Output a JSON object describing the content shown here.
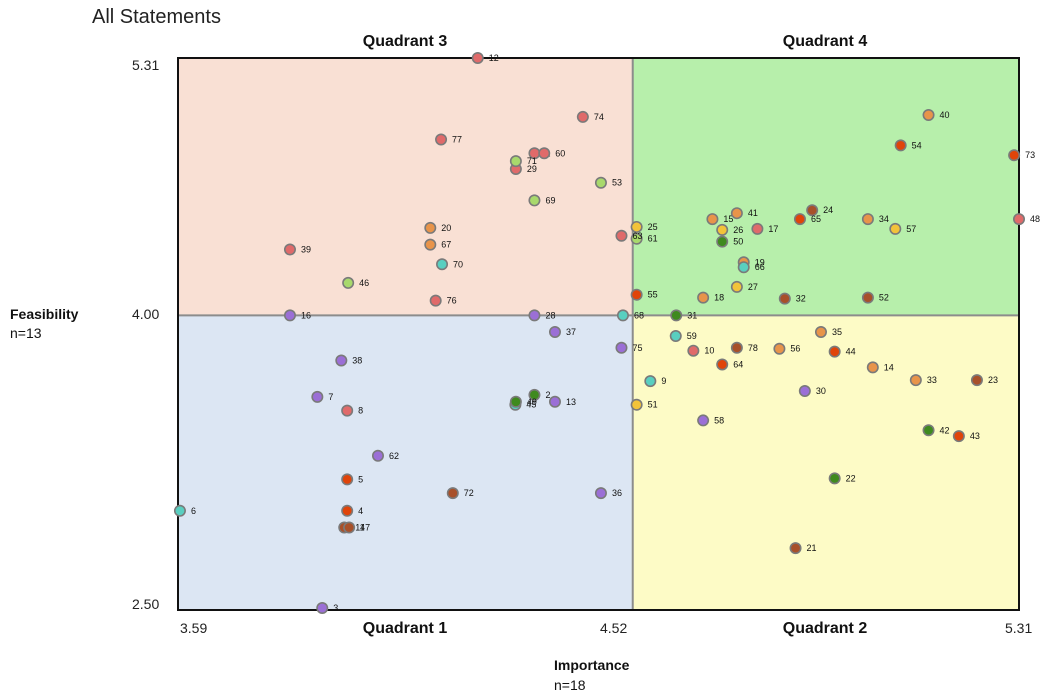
{
  "page": {
    "title": "All Statements"
  },
  "chart_data": {
    "type": "scatter",
    "title": "All Statements",
    "xlabel": "Importance",
    "xlabel_n": "n=18",
    "ylabel": "Feasibility",
    "ylabel_n": "n=13",
    "xlim": [
      3.59,
      5.31
    ],
    "ylim": [
      2.5,
      5.31
    ],
    "x_divider": 4.52,
    "y_divider": 4.0,
    "x_tick_labels": [
      "3.59",
      "4.52",
      "5.31"
    ],
    "y_tick_labels": [
      "5.31",
      "4.00",
      "2.50"
    ],
    "quadrants": {
      "q1": "Quadrant 1",
      "q2": "Quadrant 2",
      "q3": "Quadrant 3",
      "q4": "Quadrant 4"
    },
    "quadrant_colors": {
      "q1": "#dce6f3",
      "q2": "#fdfbc6",
      "q3": "#f9e0d4",
      "q4": "#b7efab"
    },
    "points": [
      {
        "id": "1",
        "x": 4.319,
        "y": 4.825,
        "color": "#e06a6a"
      },
      {
        "id": "2",
        "x": 4.319,
        "y": 3.595,
        "color": "#3f8a1e"
      },
      {
        "id": "3",
        "x": 3.885,
        "y": 2.51,
        "color": "#9b6fd6"
      },
      {
        "id": "4",
        "x": 3.936,
        "y": 3.005,
        "color": "#e0440a"
      },
      {
        "id": "5",
        "x": 3.936,
        "y": 3.165,
        "color": "#e0440a"
      },
      {
        "id": "6",
        "x": 3.594,
        "y": 3.005,
        "color": "#59cfc0"
      },
      {
        "id": "7",
        "x": 3.875,
        "y": 3.585,
        "color": "#9b6fd6"
      },
      {
        "id": "8",
        "x": 3.936,
        "y": 3.515,
        "color": "#e06a6a"
      },
      {
        "id": "9",
        "x": 4.556,
        "y": 3.665,
        "color": "#59cfc0"
      },
      {
        "id": "10",
        "x": 4.644,
        "y": 3.82,
        "color": "#e06a6a"
      },
      {
        "id": "11",
        "x": 3.93,
        "y": 2.92,
        "color": "#a8502a"
      },
      {
        "id": "12",
        "x": 4.203,
        "y": 5.31,
        "color": "#e06a6a"
      },
      {
        "id": "13",
        "x": 4.361,
        "y": 3.56,
        "color": "#9b6fd6"
      },
      {
        "id": "14",
        "x": 5.011,
        "y": 3.735,
        "color": "#e8944a"
      },
      {
        "id": "15",
        "x": 4.683,
        "y": 4.49,
        "color": "#e8944a"
      },
      {
        "id": "16",
        "x": 3.819,
        "y": 4.0,
        "color": "#9b6fd6"
      },
      {
        "id": "17",
        "x": 4.775,
        "y": 4.44,
        "color": "#e06a6a"
      },
      {
        "id": "18",
        "x": 4.664,
        "y": 4.09,
        "color": "#e8944a"
      },
      {
        "id": "19",
        "x": 4.747,
        "y": 4.27,
        "color": "#e8944a"
      },
      {
        "id": "20",
        "x": 4.106,
        "y": 4.445,
        "color": "#e8944a"
      },
      {
        "id": "21",
        "x": 4.853,
        "y": 2.815,
        "color": "#a8502a"
      },
      {
        "id": "22",
        "x": 4.933,
        "y": 3.17,
        "color": "#3f8a1e"
      },
      {
        "id": "23",
        "x": 5.224,
        "y": 3.67,
        "color": "#a8502a"
      },
      {
        "id": "24",
        "x": 4.887,
        "y": 4.535,
        "color": "#a8502a"
      },
      {
        "id": "25",
        "x": 4.528,
        "y": 4.45,
        "color": "#f2c33a"
      },
      {
        "id": "26",
        "x": 4.703,
        "y": 4.435,
        "color": "#f2c33a"
      },
      {
        "id": "27",
        "x": 4.733,
        "y": 4.145,
        "color": "#f2c33a"
      },
      {
        "id": "28",
        "x": 4.319,
        "y": 4.0,
        "color": "#9b6fd6"
      },
      {
        "id": "29",
        "x": 4.281,
        "y": 4.745,
        "color": "#e06a6a"
      },
      {
        "id": "30",
        "x": 4.872,
        "y": 3.615,
        "color": "#9b6fd6"
      },
      {
        "id": "31",
        "x": 4.609,
        "y": 4.0,
        "color": "#3f8a1e"
      },
      {
        "id": "32",
        "x": 4.831,
        "y": 4.085,
        "color": "#a8502a"
      },
      {
        "id": "33",
        "x": 5.099,
        "y": 3.67,
        "color": "#e8944a"
      },
      {
        "id": "34",
        "x": 5.001,
        "y": 4.49,
        "color": "#e8944a"
      },
      {
        "id": "35",
        "x": 4.905,
        "y": 3.915,
        "color": "#e8944a"
      },
      {
        "id": "36",
        "x": 4.455,
        "y": 3.095,
        "color": "#9b6fd6"
      },
      {
        "id": "37",
        "x": 4.361,
        "y": 3.915,
        "color": "#9b6fd6"
      },
      {
        "id": "38",
        "x": 3.924,
        "y": 3.77,
        "color": "#9b6fd6"
      },
      {
        "id": "39",
        "x": 3.819,
        "y": 4.335,
        "color": "#e06a6a"
      },
      {
        "id": "40",
        "x": 5.125,
        "y": 5.02,
        "color": "#e8944a"
      },
      {
        "id": "41",
        "x": 4.733,
        "y": 4.52,
        "color": "#e8944a"
      },
      {
        "id": "42",
        "x": 5.125,
        "y": 3.415,
        "color": "#3f8a1e"
      },
      {
        "id": "43",
        "x": 5.187,
        "y": 3.385,
        "color": "#e0440a"
      },
      {
        "id": "44",
        "x": 4.933,
        "y": 3.815,
        "color": "#e0440a"
      },
      {
        "id": "45",
        "x": 4.28,
        "y": 3.545,
        "color": "#59cfc0"
      },
      {
        "id": "46",
        "x": 3.938,
        "y": 4.165,
        "color": "#a8d96c"
      },
      {
        "id": "47",
        "x": 3.94,
        "y": 2.92,
        "color": "#a8502a"
      },
      {
        "id": "48",
        "x": 5.31,
        "y": 4.49,
        "color": "#e06a6a"
      },
      {
        "id": "49",
        "x": 4.281,
        "y": 3.56,
        "color": "#3f8a1e"
      },
      {
        "id": "50",
        "x": 4.703,
        "y": 4.375,
        "color": "#3f8a1e"
      },
      {
        "id": "51",
        "x": 4.528,
        "y": 3.545,
        "color": "#f2c33a"
      },
      {
        "id": "52",
        "x": 5.001,
        "y": 4.09,
        "color": "#a8502a"
      },
      {
        "id": "53",
        "x": 4.455,
        "y": 4.675,
        "color": "#a8d96c"
      },
      {
        "id": "54",
        "x": 5.068,
        "y": 4.865,
        "color": "#e0440a"
      },
      {
        "id": "55",
        "x": 4.528,
        "y": 4.105,
        "color": "#e0440a"
      },
      {
        "id": "56",
        "x": 4.82,
        "y": 3.83,
        "color": "#e8944a"
      },
      {
        "id": "57",
        "x": 5.057,
        "y": 4.44,
        "color": "#f2c33a"
      },
      {
        "id": "58",
        "x": 4.664,
        "y": 3.465,
        "color": "#9b6fd6"
      },
      {
        "id": "59",
        "x": 4.608,
        "y": 3.895,
        "color": "#59cfc0"
      },
      {
        "id": "60",
        "x": 4.339,
        "y": 4.825,
        "color": "#e06a6a"
      },
      {
        "id": "61",
        "x": 4.528,
        "y": 4.39,
        "color": "#a8d96c"
      },
      {
        "id": "62",
        "x": 3.999,
        "y": 3.285,
        "color": "#9b6fd6"
      },
      {
        "id": "63",
        "x": 4.497,
        "y": 4.405,
        "color": "#e06a6a"
      },
      {
        "id": "64",
        "x": 4.703,
        "y": 3.75,
        "color": "#e0440a"
      },
      {
        "id": "65",
        "x": 4.862,
        "y": 4.49,
        "color": "#e0440a"
      },
      {
        "id": "66",
        "x": 4.747,
        "y": 4.245,
        "color": "#59cfc0"
      },
      {
        "id": "67",
        "x": 4.106,
        "y": 4.36,
        "color": "#e8944a"
      },
      {
        "id": "68",
        "x": 4.5,
        "y": 4.0,
        "color": "#59cfc0"
      },
      {
        "id": "69",
        "x": 4.319,
        "y": 4.585,
        "color": "#a8d96c"
      },
      {
        "id": "70",
        "x": 4.13,
        "y": 4.26,
        "color": "#59cfc0"
      },
      {
        "id": "71",
        "x": 4.281,
        "y": 4.785,
        "color": "#a8d96c"
      },
      {
        "id": "72",
        "x": 4.152,
        "y": 3.095,
        "color": "#a8502a"
      },
      {
        "id": "73",
        "x": 5.3,
        "y": 4.815,
        "color": "#e0440a"
      },
      {
        "id": "74",
        "x": 4.418,
        "y": 5.01,
        "color": "#e06a6a"
      },
      {
        "id": "75",
        "x": 4.497,
        "y": 3.835,
        "color": "#9b6fd6"
      },
      {
        "id": "76",
        "x": 4.117,
        "y": 4.075,
        "color": "#e06a6a"
      },
      {
        "id": "77",
        "x": 4.128,
        "y": 4.895,
        "color": "#e06a6a"
      },
      {
        "id": "78",
        "x": 4.733,
        "y": 3.835,
        "color": "#a8502a"
      }
    ]
  }
}
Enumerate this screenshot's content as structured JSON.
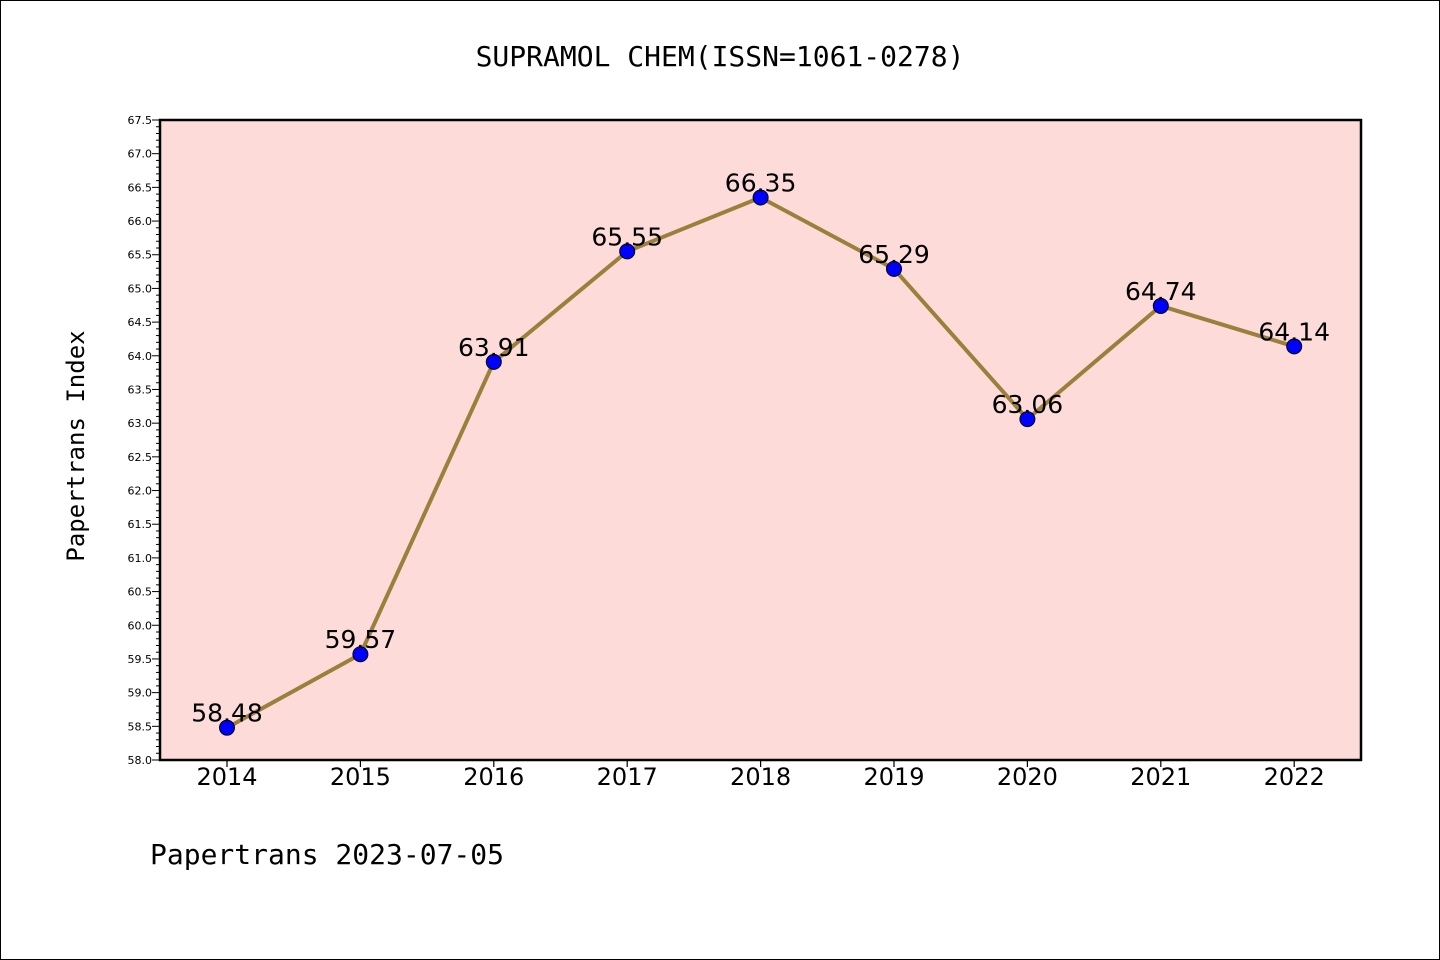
{
  "chart_data": {
    "type": "line",
    "title": "SUPRAMOL CHEM(ISSN=1061-0278)",
    "xlabel": "",
    "ylabel": "Papertrans Index",
    "categories": [
      "2014",
      "2015",
      "2016",
      "2017",
      "2018",
      "2019",
      "2020",
      "2021",
      "2022"
    ],
    "values": [
      58.48,
      59.57,
      63.91,
      65.55,
      66.35,
      65.29,
      63.06,
      64.74,
      64.14
    ],
    "data_labels": [
      "58.48",
      "59.57",
      "63.91",
      "65.55",
      "66.35",
      "65.29",
      "63.06",
      "64.74",
      "64.14"
    ],
    "ylim": [
      58.0,
      67.5
    ],
    "yticks": [
      "58.0",
      "58.5",
      "59.0",
      "59.5",
      "60.0",
      "60.5",
      "61.0",
      "61.5",
      "62.0",
      "62.5",
      "63.0",
      "63.5",
      "64.0",
      "64.5",
      "65.0",
      "65.5",
      "66.0",
      "66.5",
      "67.0",
      "67.5"
    ],
    "grid": false,
    "legend": "none",
    "colors": {
      "plot_background": "#fddbd9",
      "line": "#9b803c",
      "marker": "#0000ff"
    }
  },
  "footer": "Papertrans 2023-07-05"
}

::::::::::

## [Problem statement]
Working from the entries above, return all lines that contain "Papertrans".

## [Task solution]
    "ylabel": "Papertrans Index",
  "footer": "Papertrans 2023-07-05"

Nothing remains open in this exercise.